> Written request: Each entry below should be echoed exactly, with pictures omitted.

===== Exercise material

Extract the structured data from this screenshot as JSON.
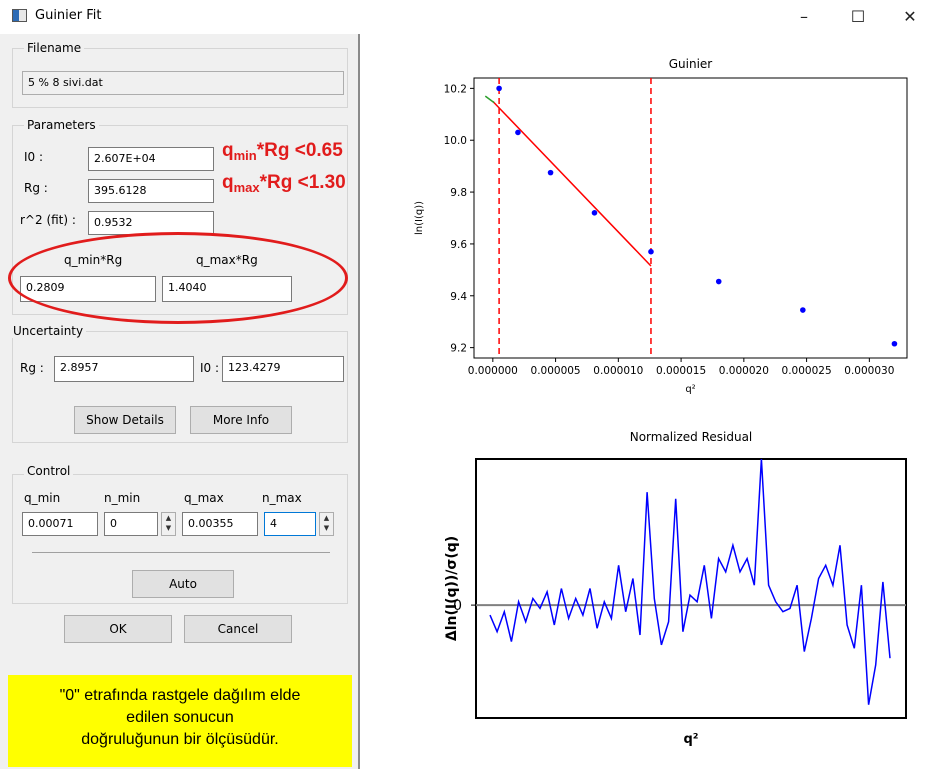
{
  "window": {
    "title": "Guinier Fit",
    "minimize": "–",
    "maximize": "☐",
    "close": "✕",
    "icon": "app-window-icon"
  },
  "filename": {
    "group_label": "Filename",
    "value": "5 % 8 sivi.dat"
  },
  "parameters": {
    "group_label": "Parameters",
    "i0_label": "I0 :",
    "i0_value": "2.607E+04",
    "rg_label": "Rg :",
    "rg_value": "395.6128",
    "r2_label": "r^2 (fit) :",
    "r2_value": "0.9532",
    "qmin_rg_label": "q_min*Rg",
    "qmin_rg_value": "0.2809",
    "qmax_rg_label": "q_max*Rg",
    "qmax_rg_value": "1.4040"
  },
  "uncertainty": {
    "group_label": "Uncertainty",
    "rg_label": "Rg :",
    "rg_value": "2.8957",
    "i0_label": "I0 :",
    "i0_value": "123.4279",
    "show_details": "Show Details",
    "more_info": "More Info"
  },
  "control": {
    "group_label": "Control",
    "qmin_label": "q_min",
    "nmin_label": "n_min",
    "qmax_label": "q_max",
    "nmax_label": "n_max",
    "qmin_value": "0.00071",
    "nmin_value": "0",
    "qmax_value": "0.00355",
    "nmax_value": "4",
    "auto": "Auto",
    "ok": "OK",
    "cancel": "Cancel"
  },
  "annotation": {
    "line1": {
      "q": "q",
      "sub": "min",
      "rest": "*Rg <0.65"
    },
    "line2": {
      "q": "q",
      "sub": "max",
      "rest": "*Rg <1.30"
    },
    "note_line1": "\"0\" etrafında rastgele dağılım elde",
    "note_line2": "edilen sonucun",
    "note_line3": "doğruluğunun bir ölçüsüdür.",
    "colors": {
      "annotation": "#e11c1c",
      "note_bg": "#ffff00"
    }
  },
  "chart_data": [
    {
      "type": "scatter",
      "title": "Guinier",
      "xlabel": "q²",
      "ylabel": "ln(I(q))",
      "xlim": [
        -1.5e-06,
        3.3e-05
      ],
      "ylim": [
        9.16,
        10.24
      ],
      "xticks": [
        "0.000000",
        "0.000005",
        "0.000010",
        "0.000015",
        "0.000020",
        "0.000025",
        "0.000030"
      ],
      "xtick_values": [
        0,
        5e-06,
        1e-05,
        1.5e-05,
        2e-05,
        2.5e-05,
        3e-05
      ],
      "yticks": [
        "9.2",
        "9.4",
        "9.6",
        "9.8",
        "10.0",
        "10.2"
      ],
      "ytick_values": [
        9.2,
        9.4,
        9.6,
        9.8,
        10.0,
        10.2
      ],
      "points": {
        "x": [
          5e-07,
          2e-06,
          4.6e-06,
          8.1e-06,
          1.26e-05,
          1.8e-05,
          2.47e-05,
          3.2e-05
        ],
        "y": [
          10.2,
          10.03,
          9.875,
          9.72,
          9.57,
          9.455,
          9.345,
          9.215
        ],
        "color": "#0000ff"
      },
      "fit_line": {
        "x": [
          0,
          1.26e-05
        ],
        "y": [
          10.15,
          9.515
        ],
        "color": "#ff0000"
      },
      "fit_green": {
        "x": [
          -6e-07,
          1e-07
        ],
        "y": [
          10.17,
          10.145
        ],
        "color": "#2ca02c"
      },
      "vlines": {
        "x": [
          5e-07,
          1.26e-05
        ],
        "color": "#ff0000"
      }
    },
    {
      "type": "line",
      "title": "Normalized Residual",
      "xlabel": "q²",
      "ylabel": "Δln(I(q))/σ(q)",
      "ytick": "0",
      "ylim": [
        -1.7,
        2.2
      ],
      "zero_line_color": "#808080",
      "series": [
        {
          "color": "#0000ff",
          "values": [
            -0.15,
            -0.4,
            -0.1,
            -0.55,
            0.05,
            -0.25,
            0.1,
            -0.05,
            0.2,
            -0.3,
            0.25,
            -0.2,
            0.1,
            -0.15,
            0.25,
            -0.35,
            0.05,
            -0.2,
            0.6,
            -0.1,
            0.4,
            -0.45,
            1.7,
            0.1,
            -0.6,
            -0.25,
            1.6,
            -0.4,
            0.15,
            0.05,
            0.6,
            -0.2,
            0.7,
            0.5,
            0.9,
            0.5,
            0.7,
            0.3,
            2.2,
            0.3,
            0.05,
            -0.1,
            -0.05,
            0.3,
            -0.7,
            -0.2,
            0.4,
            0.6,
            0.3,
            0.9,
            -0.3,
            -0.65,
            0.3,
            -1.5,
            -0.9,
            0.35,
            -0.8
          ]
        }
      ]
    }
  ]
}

==========

> Completed task:
Extract the structured data from this screenshot as JSON.
{
  "window": {
    "title": "Guinier Fit",
    "minimize": "–",
    "maximize": "☐",
    "close": "✕",
    "icon": "app-window-icon"
  },
  "filename": {
    "group_label": "Filename",
    "value": "5 % 8 sivi.dat"
  },
  "parameters": {
    "group_label": "Parameters",
    "i0_label": "I0 :",
    "i0_value": "2.607E+04",
    "rg_label": "Rg :",
    "rg_value": "395.6128",
    "r2_label": "r^2 (fit) :",
    "r2_value": "0.9532",
    "qmin_rg_label": "q_min*Rg",
    "qmin_rg_value": "0.2809",
    "qmax_rg_label": "q_max*Rg",
    "qmax_rg_value": "1.4040"
  },
  "uncertainty": {
    "group_label": "Uncertainty",
    "rg_label": "Rg :",
    "rg_value": "2.8957",
    "i0_label": "I0 :",
    "i0_value": "123.4279",
    "show_details": "Show Details",
    "more_info": "More Info"
  },
  "control": {
    "group_label": "Control",
    "qmin_label": "q_min",
    "nmin_label": "n_min",
    "qmax_label": "q_max",
    "nmax_label": "n_max",
    "qmin_value": "0.00071",
    "nmin_value": "0",
    "qmax_value": "0.00355",
    "nmax_value": "4",
    "auto": "Auto",
    "ok": "OK",
    "cancel": "Cancel"
  },
  "annotation": {
    "line1": {
      "q": "q",
      "sub": "min",
      "rest": "*Rg <0.65"
    },
    "line2": {
      "q": "q",
      "sub": "max",
      "rest": "*Rg <1.30"
    },
    "note_line1": "\"0\" etrafında rastgele dağılım elde",
    "note_line2": "edilen sonucun",
    "note_line3": "doğruluğunun bir ölçüsüdür.",
    "colors": {
      "annotation": "#e11c1c",
      "note_bg": "#ffff00"
    }
  },
  "chart_data": [
    {
      "type": "scatter",
      "title": "Guinier",
      "xlabel": "q²",
      "ylabel": "ln(I(q))",
      "xlim": [
        -1.5e-06,
        3.3e-05
      ],
      "ylim": [
        9.16,
        10.24
      ],
      "xticks": [
        "0.000000",
        "0.000005",
        "0.000010",
        "0.000015",
        "0.000020",
        "0.000025",
        "0.000030"
      ],
      "xtick_values": [
        0,
        5e-06,
        1e-05,
        1.5e-05,
        2e-05,
        2.5e-05,
        3e-05
      ],
      "yticks": [
        "9.2",
        "9.4",
        "9.6",
        "9.8",
        "10.0",
        "10.2"
      ],
      "ytick_values": [
        9.2,
        9.4,
        9.6,
        9.8,
        10.0,
        10.2
      ],
      "points": {
        "x": [
          5e-07,
          2e-06,
          4.6e-06,
          8.1e-06,
          1.26e-05,
          1.8e-05,
          2.47e-05,
          3.2e-05
        ],
        "y": [
          10.2,
          10.03,
          9.875,
          9.72,
          9.57,
          9.455,
          9.345,
          9.215
        ],
        "color": "#0000ff"
      },
      "fit_line": {
        "x": [
          0,
          1.26e-05
        ],
        "y": [
          10.15,
          9.515
        ],
        "color": "#ff0000"
      },
      "fit_green": {
        "x": [
          -6e-07,
          1e-07
        ],
        "y": [
          10.17,
          10.145
        ],
        "color": "#2ca02c"
      },
      "vlines": {
        "x": [
          5e-07,
          1.26e-05
        ],
        "color": "#ff0000"
      }
    },
    {
      "type": "line",
      "title": "Normalized Residual",
      "xlabel": "q²",
      "ylabel": "Δln(I(q))/σ(q)",
      "ytick": "0",
      "ylim": [
        -1.7,
        2.2
      ],
      "zero_line_color": "#808080",
      "series": [
        {
          "color": "#0000ff",
          "values": [
            -0.15,
            -0.4,
            -0.1,
            -0.55,
            0.05,
            -0.25,
            0.1,
            -0.05,
            0.2,
            -0.3,
            0.25,
            -0.2,
            0.1,
            -0.15,
            0.25,
            -0.35,
            0.05,
            -0.2,
            0.6,
            -0.1,
            0.4,
            -0.45,
            1.7,
            0.1,
            -0.6,
            -0.25,
            1.6,
            -0.4,
            0.15,
            0.05,
            0.6,
            -0.2,
            0.7,
            0.5,
            0.9,
            0.5,
            0.7,
            0.3,
            2.2,
            0.3,
            0.05,
            -0.1,
            -0.05,
            0.3,
            -0.7,
            -0.2,
            0.4,
            0.6,
            0.3,
            0.9,
            -0.3,
            -0.65,
            0.3,
            -1.5,
            -0.9,
            0.35,
            -0.8
          ]
        }
      ]
    }
  ]
}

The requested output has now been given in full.